───── Passage to read

As to whether or not it's worth it to see if that happens is entirely up to OP and his siblings. I know nowhere near enough of the situation to begin to weigh one way or the other.


I've got a DMPC in one of my current games. To be honest, I never expected him to join the party, it just kind of happened through Role Play and it just made sense. I built the character as a side passion project, threw him into the story as a flavor additive. The PCs invited him to tag along and it was in character for him to want to look after the little one, so he joined. He's also just kind of an optimized Monk puncher, so he's not terribly powerful, but he deals damage consistently enough in combat to lend some damage support to the group. He doesn't exactly lead or make any decisions, just follows the party and helps them kill things like the good Strong-but-Silent Type Half Orc Monk Fist of the Forest that he is.

It helps that the Party is unusually small. I have two players in that group, so I even granted them some cohorts to help balance out the party as well. For a DMPC, he's one of the least offensive I've seen, and largely due to the fact that he was absolutely never intended to be one.

──────────

▸ **Exercises**:
- a) Set down, word for word, the part of the DMPC post that opens with the words containing "As to whether" and closes with "or the other.".
- b) Extract the rows unchanged, from the first row through the line containing "option-call-back[interactable]: Call Back", with both ends included.
The DMPC post and the rows below it come from unrelated sources.

───── Material for the task

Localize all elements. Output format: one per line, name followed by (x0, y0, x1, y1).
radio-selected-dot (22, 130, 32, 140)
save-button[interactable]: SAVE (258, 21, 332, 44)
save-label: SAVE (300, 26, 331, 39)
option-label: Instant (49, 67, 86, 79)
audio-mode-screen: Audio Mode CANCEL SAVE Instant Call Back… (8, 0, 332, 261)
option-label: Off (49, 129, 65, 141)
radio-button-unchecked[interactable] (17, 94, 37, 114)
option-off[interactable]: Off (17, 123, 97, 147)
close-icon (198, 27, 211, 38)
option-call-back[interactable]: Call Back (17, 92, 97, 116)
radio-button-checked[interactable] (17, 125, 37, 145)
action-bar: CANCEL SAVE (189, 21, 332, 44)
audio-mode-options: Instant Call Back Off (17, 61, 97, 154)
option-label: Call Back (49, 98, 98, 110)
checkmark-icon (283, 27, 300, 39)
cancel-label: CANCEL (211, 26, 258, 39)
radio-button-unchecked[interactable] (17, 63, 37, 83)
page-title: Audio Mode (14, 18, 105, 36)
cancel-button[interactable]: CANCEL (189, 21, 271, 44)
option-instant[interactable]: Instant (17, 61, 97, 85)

──────────

▸ **Final results**:
- a)
As to whether or not it's worth it to see if that happens is entirely up to OP and his siblings. I know nowhere near enough of the situation to begin to weigh one way or the other.

- b)
Localize all elements. Output format: one per line, name followed by (x0, y0, x1, y1).
radio-selected-dot (22, 130, 32, 140)
save-button[interactable]: SAVE (258, 21, 332, 44)
save-label: SAVE (300, 26, 331, 39)
option-label: Instant (49, 67, 86, 79)
audio-mode-screen: Audio Mode CANCEL SAVE Instant Call Back… (8, 0, 332, 261)
option-label: Off (49, 129, 65, 141)
radio-button-unchecked[interactable] (17, 94, 37, 114)
option-off[interactable]: Off (17, 123, 97, 147)
close-icon (198, 27, 211, 38)
option-call-back[interactable]: Call Back (17, 92, 97, 116)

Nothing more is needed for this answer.